● Required work
Output nothing but the lines from the line with "What does this" through the end of the listing below, both ends included.

==================================================

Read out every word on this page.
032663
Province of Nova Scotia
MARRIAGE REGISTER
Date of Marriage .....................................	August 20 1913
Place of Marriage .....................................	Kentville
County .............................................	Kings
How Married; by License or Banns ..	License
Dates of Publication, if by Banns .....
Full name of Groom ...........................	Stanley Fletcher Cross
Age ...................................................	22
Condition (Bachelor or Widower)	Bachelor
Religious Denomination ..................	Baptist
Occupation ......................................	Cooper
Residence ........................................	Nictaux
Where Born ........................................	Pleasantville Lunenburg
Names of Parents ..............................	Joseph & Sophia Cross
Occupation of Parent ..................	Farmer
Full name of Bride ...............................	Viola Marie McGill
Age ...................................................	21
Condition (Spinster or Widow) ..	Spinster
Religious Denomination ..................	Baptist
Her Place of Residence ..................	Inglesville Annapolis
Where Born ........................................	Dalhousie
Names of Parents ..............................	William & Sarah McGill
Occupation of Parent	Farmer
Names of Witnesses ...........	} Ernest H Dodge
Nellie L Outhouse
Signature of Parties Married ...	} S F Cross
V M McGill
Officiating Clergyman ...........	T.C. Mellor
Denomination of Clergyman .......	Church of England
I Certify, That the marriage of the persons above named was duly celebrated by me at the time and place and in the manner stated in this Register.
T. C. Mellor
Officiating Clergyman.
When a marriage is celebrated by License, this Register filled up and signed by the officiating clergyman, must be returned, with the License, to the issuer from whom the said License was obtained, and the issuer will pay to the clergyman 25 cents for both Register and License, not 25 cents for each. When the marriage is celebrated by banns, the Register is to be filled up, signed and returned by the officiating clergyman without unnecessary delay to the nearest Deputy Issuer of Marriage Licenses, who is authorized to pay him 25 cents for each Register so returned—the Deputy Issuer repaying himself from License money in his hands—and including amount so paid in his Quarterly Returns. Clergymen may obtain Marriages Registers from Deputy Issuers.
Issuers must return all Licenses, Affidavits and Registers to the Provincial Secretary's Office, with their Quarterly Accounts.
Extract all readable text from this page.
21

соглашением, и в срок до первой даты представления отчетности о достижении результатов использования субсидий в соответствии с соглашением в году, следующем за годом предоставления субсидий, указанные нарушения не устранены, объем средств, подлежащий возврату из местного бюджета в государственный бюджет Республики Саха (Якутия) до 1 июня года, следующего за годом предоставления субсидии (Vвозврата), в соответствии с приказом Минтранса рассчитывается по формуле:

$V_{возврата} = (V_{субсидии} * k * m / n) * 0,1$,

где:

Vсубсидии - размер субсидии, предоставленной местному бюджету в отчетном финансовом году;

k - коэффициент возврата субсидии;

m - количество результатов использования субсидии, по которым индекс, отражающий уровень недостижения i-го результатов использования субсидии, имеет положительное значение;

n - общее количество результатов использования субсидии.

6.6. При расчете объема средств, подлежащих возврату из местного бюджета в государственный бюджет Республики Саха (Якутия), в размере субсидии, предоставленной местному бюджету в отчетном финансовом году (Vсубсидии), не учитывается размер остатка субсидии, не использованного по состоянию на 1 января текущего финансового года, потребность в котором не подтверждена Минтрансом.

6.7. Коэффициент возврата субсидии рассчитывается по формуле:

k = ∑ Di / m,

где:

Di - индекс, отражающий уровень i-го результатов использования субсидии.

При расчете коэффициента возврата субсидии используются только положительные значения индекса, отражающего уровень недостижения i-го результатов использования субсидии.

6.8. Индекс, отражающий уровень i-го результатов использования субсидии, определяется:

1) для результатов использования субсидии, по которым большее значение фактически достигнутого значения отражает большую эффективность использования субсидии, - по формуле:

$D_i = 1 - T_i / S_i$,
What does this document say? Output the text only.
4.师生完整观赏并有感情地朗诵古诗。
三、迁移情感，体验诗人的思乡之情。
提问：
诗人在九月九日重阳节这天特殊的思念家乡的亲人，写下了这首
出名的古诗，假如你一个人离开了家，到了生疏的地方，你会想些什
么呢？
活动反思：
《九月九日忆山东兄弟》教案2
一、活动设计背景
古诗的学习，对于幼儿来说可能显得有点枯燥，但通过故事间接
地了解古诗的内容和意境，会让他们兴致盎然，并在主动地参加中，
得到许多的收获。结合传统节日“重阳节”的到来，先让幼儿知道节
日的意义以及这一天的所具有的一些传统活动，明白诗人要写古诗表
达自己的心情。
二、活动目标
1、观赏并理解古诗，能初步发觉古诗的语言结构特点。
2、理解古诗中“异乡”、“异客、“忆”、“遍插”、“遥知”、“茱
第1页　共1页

==================================================

● Written solution
What does this document say? Output the text only.
4.师生完整观赏并有感情地朗诵古诗。
三、迁移情感，体验诗人的思乡之情。
提问：
诗人在九月九日重阳节这天特殊的思念家乡的亲人，写下了这首
出名的古诗，假如你一个人离开了家，到了生疏的地方，你会想些什
么呢？
活动反思：
《九月九日忆山东兄弟》教案2
一、活动设计背景
古诗的学习，对于幼儿来说可能显得有点枯燥，但通过故事间接
地了解古诗的内容和意境，会让他们兴致盎然，并在主动地参加中，
得到许多的收获。结合传统节日“重阳节”的到来，先让幼儿知道节
日的意义以及这一天的所具有的一些传统活动，明白诗人要写古诗表
达自己的心情。
二、活动目标
1、观赏并理解古诗，能初步发觉古诗的语言结构特点。
2、理解古诗中“异乡”、“异客、“忆”、“遍插”、“遥知”、“茱
第1页　共1页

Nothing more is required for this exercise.